* **GOAL**
Set all the material down again unchanged, without the pictures.

>>>

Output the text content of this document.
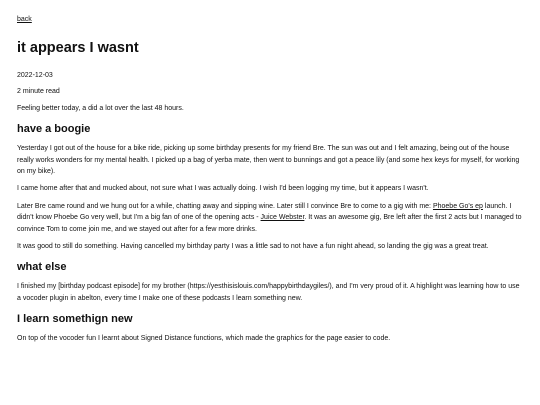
back
it appears I wasnt

2022-12-03

2 minute read

Feeling better today, a did a lot over the last 48 hours.

have a boogie

Yesterday I got out of the house for a bike ride, picking up some birthday presents for my friend Bre. The sun was out and I felt amazing, being out of the house really works wonders for my mental health. I picked up a bag of yerba mate, then went to bunnings and got a peace lily (and some hex keys for myself, for working on my bike).

I came home after that and mucked about, not sure what I was actually doing. I wish I'd been logging my time, but it appears I wasn't.

Later Bre came round and we hung out for a while, chatting away and sipping wine. Later still I convince Bre to come to a gig with me: Phoebe Go's ep launch. I didn't know Phoebe Go very well, but I'm a big fan of one of the opening acts - Juice Webster. It was an awesome gig, Bre left after the first 2 acts but I managed to convince Tom to come join me, and we stayed out after for a few more drinks.

It was good to still do something. Having cancelled my birthday party I was a little sad to not have a fun night ahead, so landing the gig was a great treat.

what else

I finished my [birthday podcast episode] for my brother (https://yesthisislouis.com/happybirthdaygiles/), and I'm very proud of it. A highlight was learning how to use a vocoder plugin in abelton, every time I make one of these podcasts I learn something new.

I learn somethign new

On top of the vocoder fun I learnt about Signed Distance functions, which made the graphics for the page easier to code.
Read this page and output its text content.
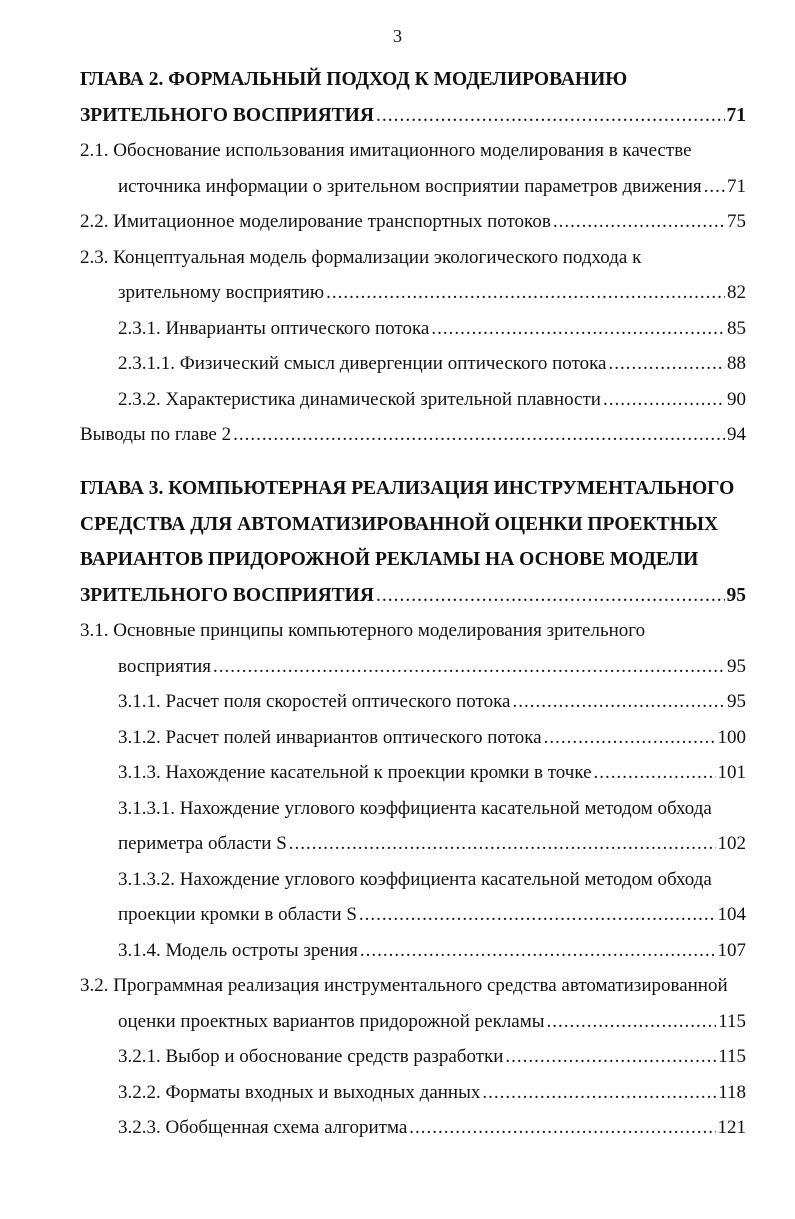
3
ГЛАВА 2. ФОРМАЛЬНЫЙ ПОДХОД К МОДЕЛИРОВАНИЮ
ЗРИТЕЛЬНОГО ВОСПРИЯТИЯ .....	71
2.1. Обоснование использования имитационного моделирования в качестве
источника информации о зрительном восприятии параметров движения ..... 71
2.2. Имитационное моделирование транспортных потоков .....	75
2.3. Концептуальная модель формализации экологического подхода к
зрительному восприятию .....	82
2.3.1. Инварианты оптического потока .....	85
2.3.1.1. Физический смысл дивергенции оптического потока .....	88
2.3.2. Характеристика динамической зрительной плавности .....	90
Выводы по главе 2 .....	94
ГЛАВА 3. КОМПЬЮТЕРНАЯ РЕАЛИЗАЦИЯ ИНСТРУМЕНТАЛЬНОГО
СРЕДСТВА ДЛЯ АВТОМАТИЗИРОВАННОЙ ОЦЕНКИ ПРОЕКТНЫХ
ВАРИАНТОВ ПРИДОРОЖНОЙ РЕКЛАМЫ НА ОСНОВЕ МОДЕЛИ
ЗРИТЕЛЬНОГО ВОСПРИЯТИЯ .....	95
3.1. Основные принципы компьютерного моделирования зрительного
восприятия .....	95
3.1.1. Расчет поля скоростей оптического потока .....	95
3.1.2. Расчет полей инвариантов оптического потока .....	100
3.1.3. Нахождение касательной к проекции кромки в точке .....	101
3.1.3.1. Нахождение углового коэффициента касательной методом обхода
периметра области S .....	102
3.1.3.2. Нахождение углового коэффициента касательной методом обхода
проекции кромки в области S .....	104
3.1.4. Модель остроты зрения .....	107
3.2. Программная реализация инструментального средства автоматизированной
оценки проектных вариантов придорожной рекламы .....	115
3.2.1. Выбор и обоснование средств разработки .....	115
3.2.2. Форматы входных и выходных данных .....	118
3.2.3. Обобщенная схема алгоритма .....	121
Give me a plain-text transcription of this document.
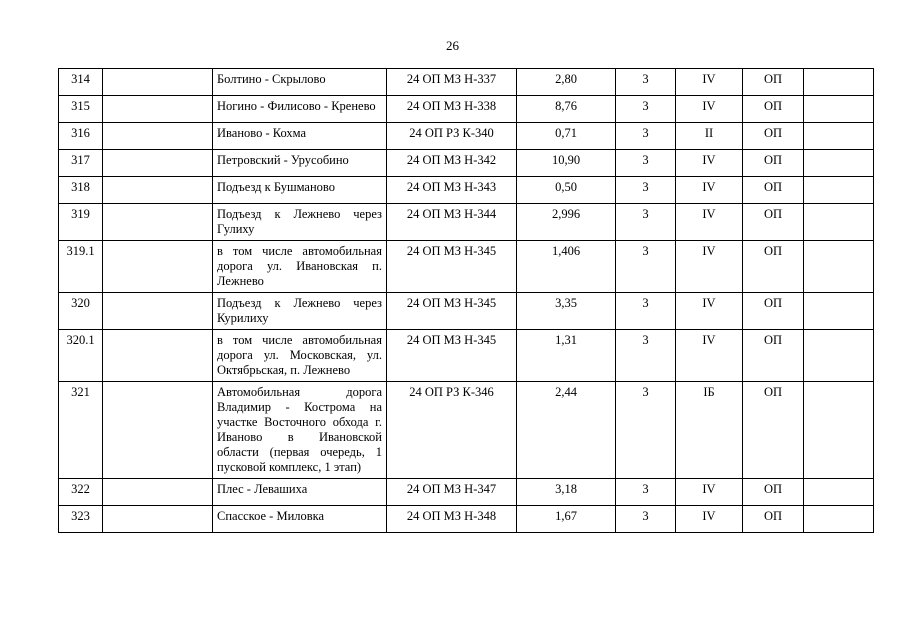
26
314		Болтино - Скрылово	24 ОП МЗ Н-337	2,80	3	IV	ОП	
315		Ногино - Филисово - Кренево	24 ОП МЗ Н-338	8,76	3	IV	ОП	
316		Иваново - Кохма	24 ОП РЗ К-340	0,71	3	II	ОП	
317		Петровский - Урусобино	24 ОП МЗ Н-342	10,90	3	IV	ОП	
318		Подъезд к Бушманово	24 ОП МЗ Н-343	0,50	3	IV	ОП	
319		Подъезд к Лежнево через Гулиху	24 ОП МЗ Н-344	2,996	3	IV	ОП	
319.1		в том числе автомобильная дорога ул. Ивановская п. Лежнево	24 ОП МЗ Н-345	1,406	3	IV	ОП	
320		Подъезд к Лежнево через Курилиху	24 ОП МЗ Н-345	3,35	3	IV	ОП	
320.1		в том числе автомобильная дорога ул. Московская, ул. Октябрьская, п. Лежнево	24 ОП МЗ Н-345	1,31	3	IV	ОП	
321		Автомобильная дорога Владимир - Кострома на участке Восточного обхода г. Иваново в Ивановской области (первая очередь, 1 пусковой комплекс, 1 этап)	24 ОП РЗ К-346	2,44	3	IБ	ОП	
322		Плес - Левашиха	24 ОП МЗ Н-347	3,18	3	IV	ОП	
323		Спасское - Миловка	24 ОП МЗ Н-348	1,67	3	IV	ОП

<<<

* **TASK RESULT**
Output the text content of this document.
back
it appears I wasnt

2022-12-03

2 minute read

Feeling better today, a did a lot over the last 48 hours.

have a boogie

Yesterday I got out of the house for a bike ride, picking up some birthday presents for my friend Bre. The sun was out and I felt amazing, being out of the house really works wonders for my mental health. I picked up a bag of yerba mate, then went to bunnings and got a peace lily (and some hex keys for myself, for working on my bike).

I came home after that and mucked about, not sure what I was actually doing. I wish I'd been logging my time, but it appears I wasn't.

Later Bre came round and we hung out for a while, chatting away and sipping wine. Later still I convince Bre to come to a gig with me: Phoebe Go's ep launch. I didn't know Phoebe Go very well, but I'm a big fan of one of the opening acts - Juice Webster. It was an awesome gig, Bre left after the first 2 acts but I managed to convince Tom to come join me, and we stayed out after for a few more drinks.

It was good to still do something. Having cancelled my birthday party I was a little sad to not have a fun night ahead, so landing the gig was a great treat.

what else

I finished my [birthday podcast episode] for my brother (https://yesthisislouis.com/happybirthdaygiles/), and I'm very proud of it. A highlight was learning how to use a vocoder plugin in abelton, every time I make one of these podcasts I learn something new.

I learn somethign new

On top of the vocoder fun I learnt about Signed Distance functions, which made the graphics for the page easier to code.
Read this page and output its text content.
3
ГЛАВА 2. ФОРМАЛЬНЫЙ ПОДХОД К МОДЕЛИРОВАНИЮ
ЗРИТЕЛЬНОГО ВОСПРИЯТИЯ .....	71
2.1. Обоснование использования имитационного моделирования в качестве
источника информации о зрительном восприятии параметров движения ..... 71
2.2. Имитационное моделирование транспортных потоков .....	75
2.3. Концептуальная модель формализации экологического подхода к
зрительному восприятию .....	82
2.3.1. Инварианты оптического потока .....	85
2.3.1.1. Физический смысл дивергенции оптического потока .....	88
2.3.2. Характеристика динамической зрительной плавности .....	90
Выводы по главе 2 .....	94
ГЛАВА 3. КОМПЬЮТЕРНАЯ РЕАЛИЗАЦИЯ ИНСТРУМЕНТАЛЬНОГО
СРЕДСТВА ДЛЯ АВТОМАТИЗИРОВАННОЙ ОЦЕНКИ ПРОЕКТНЫХ
ВАРИАНТОВ ПРИДОРОЖНОЙ РЕКЛАМЫ НА ОСНОВЕ МОДЕЛИ
ЗРИТЕЛЬНОГО ВОСПРИЯТИЯ .....	95
3.1. Основные принципы компьютерного моделирования зрительного
восприятия .....	95
3.1.1. Расчет поля скоростей оптического потока .....	95
3.1.2. Расчет полей инвариантов оптического потока .....	100
3.1.3. Нахождение касательной к проекции кромки в точке .....	101
3.1.3.1. Нахождение углового коэффициента касательной методом обхода
периметра области S .....	102
3.1.3.2. Нахождение углового коэффициента касательной методом обхода
проекции кромки в области S .....	104
3.1.4. Модель остроты зрения .....	107
3.2. Программная реализация инструментального средства автоматизированной
оценки проектных вариантов придорожной рекламы .....	115
3.2.1. Выбор и обоснование средств разработки .....	115
3.2.2. Форматы входных и выходных данных .....	118
3.2.3. Обобщенная схема алгоритма .....	121
Give me a plain-text transcription of this document.
26
314		Болтино - Скрылово	24 ОП МЗ Н-337	2,80	3	IV	ОП	
315		Ногино - Филисово - Кренево	24 ОП МЗ Н-338	8,76	3	IV	ОП	
316		Иваново - Кохма	24 ОП РЗ К-340	0,71	3	II	ОП	
317		Петровский - Урусобино	24 ОП МЗ Н-342	10,90	3	IV	ОП	
318		Подъезд к Бушманово	24 ОП МЗ Н-343	0,50	3	IV	ОП	
319		Подъезд к Лежнево через Гулиху	24 ОП МЗ Н-344	2,996	3	IV	ОП	
319.1		в том числе автомобильная дорога ул. Ивановская п. Лежнево	24 ОП МЗ Н-345	1,406	3	IV	ОП	
320		Подъезд к Лежнево через Курилиху	24 ОП МЗ Н-345	3,35	3	IV	ОП	
320.1		в том числе автомобильная дорога ул. Московская, ул. Октябрьская, п. Лежнево	24 ОП МЗ Н-345	1,31	3	IV	ОП	
321		Автомобильная дорога Владимир - Кострома на участке Восточного обхода г. Иваново в Ивановской области (первая очередь, 1 пусковой комплекс, 1 этап)	24 ОП РЗ К-346	2,44	3	IБ	ОП	
322		Плес - Левашиха	24 ОП МЗ Н-347	3,18	3	IV	ОП	
323		Спасское - Миловка	24 ОП МЗ Н-348	1,67	3	IV	ОП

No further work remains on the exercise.